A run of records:
^^^^^^^^^^^^^^^^
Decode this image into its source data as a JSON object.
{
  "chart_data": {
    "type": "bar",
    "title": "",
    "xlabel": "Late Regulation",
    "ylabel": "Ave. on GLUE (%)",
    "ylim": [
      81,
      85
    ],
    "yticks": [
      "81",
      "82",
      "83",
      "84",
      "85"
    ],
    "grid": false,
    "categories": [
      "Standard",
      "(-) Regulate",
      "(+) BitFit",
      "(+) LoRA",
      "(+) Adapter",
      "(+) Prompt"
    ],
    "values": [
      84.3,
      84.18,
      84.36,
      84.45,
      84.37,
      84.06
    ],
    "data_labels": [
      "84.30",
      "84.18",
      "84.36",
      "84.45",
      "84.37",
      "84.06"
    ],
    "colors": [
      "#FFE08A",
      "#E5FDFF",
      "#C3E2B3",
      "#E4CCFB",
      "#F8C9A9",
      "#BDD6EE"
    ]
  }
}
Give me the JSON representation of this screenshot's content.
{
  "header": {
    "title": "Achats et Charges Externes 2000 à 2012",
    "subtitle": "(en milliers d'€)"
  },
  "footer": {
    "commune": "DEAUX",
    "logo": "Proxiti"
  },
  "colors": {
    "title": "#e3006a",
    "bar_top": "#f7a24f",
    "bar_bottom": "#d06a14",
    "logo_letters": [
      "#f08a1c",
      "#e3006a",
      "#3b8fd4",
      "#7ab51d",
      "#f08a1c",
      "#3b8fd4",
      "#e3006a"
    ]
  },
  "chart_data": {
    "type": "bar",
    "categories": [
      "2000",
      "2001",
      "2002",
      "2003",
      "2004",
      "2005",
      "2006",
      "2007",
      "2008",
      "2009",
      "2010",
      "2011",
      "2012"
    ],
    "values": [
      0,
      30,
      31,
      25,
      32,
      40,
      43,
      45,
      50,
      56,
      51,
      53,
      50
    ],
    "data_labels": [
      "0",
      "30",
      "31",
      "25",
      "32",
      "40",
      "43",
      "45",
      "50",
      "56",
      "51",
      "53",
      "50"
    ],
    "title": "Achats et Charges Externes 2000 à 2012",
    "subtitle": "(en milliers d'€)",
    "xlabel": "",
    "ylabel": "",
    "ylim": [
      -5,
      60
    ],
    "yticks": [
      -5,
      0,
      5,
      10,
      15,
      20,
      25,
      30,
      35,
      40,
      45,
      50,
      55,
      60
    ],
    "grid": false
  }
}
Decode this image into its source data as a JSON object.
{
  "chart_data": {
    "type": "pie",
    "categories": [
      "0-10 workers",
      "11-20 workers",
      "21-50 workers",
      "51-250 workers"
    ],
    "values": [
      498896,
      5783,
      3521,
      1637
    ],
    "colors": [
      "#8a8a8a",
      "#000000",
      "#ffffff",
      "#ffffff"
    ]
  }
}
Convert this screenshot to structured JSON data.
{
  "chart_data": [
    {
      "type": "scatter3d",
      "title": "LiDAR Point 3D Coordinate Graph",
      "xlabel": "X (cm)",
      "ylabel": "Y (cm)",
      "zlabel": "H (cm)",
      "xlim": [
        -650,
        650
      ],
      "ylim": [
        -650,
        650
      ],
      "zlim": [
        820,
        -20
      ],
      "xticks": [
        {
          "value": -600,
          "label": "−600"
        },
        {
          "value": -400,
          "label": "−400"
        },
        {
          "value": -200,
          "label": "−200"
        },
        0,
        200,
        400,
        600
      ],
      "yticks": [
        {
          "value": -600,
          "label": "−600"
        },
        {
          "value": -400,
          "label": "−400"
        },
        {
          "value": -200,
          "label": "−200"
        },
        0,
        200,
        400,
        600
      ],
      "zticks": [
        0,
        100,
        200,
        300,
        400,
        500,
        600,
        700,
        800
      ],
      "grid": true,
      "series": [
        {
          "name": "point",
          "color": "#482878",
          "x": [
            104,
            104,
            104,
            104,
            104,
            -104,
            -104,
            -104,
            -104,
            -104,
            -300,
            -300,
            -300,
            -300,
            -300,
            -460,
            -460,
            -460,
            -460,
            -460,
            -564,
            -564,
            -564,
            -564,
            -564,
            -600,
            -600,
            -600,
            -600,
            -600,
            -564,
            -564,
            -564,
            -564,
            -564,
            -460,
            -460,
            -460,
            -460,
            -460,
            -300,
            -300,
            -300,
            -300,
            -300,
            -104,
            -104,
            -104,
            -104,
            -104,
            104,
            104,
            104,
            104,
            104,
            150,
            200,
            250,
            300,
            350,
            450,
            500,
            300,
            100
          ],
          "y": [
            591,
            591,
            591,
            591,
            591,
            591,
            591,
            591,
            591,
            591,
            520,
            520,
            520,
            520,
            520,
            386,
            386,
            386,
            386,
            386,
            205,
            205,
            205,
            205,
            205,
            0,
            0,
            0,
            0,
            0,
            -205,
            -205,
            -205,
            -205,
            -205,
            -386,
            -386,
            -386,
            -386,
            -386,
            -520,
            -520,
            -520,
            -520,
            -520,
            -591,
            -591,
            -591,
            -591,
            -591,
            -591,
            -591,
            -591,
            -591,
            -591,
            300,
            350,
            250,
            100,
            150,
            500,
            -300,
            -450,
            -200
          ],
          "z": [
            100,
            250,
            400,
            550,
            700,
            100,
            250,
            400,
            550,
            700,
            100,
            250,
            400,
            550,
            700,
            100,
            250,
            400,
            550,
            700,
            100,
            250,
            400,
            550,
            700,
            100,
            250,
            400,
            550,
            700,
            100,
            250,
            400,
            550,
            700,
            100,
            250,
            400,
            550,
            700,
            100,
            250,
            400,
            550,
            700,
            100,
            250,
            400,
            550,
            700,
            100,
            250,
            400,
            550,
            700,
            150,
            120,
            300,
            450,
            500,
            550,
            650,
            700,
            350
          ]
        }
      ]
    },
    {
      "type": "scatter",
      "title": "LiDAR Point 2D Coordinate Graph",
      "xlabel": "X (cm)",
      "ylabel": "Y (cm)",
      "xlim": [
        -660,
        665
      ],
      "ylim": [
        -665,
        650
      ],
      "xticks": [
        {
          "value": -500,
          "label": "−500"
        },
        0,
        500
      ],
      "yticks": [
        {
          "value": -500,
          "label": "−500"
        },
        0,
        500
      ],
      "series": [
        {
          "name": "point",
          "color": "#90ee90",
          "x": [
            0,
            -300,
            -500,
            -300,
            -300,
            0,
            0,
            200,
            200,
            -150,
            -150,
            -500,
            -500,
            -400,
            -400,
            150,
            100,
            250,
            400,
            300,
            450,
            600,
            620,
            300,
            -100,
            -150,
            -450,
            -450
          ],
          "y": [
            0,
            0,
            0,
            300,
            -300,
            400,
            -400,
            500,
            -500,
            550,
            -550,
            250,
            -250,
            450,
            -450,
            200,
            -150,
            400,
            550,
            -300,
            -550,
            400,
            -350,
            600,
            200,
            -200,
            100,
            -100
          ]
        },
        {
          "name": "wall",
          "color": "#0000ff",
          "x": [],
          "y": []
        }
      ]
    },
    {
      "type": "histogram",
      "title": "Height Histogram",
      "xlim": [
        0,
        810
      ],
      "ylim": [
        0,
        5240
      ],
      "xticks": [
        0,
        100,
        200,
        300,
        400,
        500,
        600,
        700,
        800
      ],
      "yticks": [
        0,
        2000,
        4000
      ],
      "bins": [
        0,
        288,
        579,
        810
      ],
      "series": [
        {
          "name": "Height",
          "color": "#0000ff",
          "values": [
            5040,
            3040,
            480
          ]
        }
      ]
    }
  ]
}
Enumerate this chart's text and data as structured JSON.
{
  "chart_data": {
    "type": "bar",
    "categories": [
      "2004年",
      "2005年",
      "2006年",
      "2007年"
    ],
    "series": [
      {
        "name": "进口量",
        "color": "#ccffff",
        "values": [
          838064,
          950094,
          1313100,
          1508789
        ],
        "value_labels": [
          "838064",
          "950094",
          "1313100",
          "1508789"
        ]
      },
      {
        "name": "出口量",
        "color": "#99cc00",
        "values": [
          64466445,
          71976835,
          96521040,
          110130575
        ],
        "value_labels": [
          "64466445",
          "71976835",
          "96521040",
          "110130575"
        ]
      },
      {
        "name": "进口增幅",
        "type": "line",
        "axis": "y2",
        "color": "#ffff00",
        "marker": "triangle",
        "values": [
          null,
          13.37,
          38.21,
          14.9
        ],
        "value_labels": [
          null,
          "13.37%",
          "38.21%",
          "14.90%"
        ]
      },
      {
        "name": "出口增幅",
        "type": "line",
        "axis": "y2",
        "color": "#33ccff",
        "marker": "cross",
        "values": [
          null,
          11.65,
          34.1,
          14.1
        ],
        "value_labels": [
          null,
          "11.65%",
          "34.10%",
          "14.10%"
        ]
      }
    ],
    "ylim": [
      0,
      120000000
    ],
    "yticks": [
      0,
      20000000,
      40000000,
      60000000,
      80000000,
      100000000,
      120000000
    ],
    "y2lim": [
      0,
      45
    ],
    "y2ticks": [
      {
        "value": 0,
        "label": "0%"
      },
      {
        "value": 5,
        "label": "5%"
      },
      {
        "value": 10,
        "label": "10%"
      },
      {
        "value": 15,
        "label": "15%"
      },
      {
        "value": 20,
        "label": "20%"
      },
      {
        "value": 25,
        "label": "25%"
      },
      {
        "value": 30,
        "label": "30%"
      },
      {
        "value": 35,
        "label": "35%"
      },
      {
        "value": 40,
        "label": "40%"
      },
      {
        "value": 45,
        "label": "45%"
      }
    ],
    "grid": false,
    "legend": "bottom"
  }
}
^^^^^^^^^^^^^^^^
**Required task:**
Tally up the lines in the records containing the word "Height", then give the count and nothing else.

**Exercise result:**
2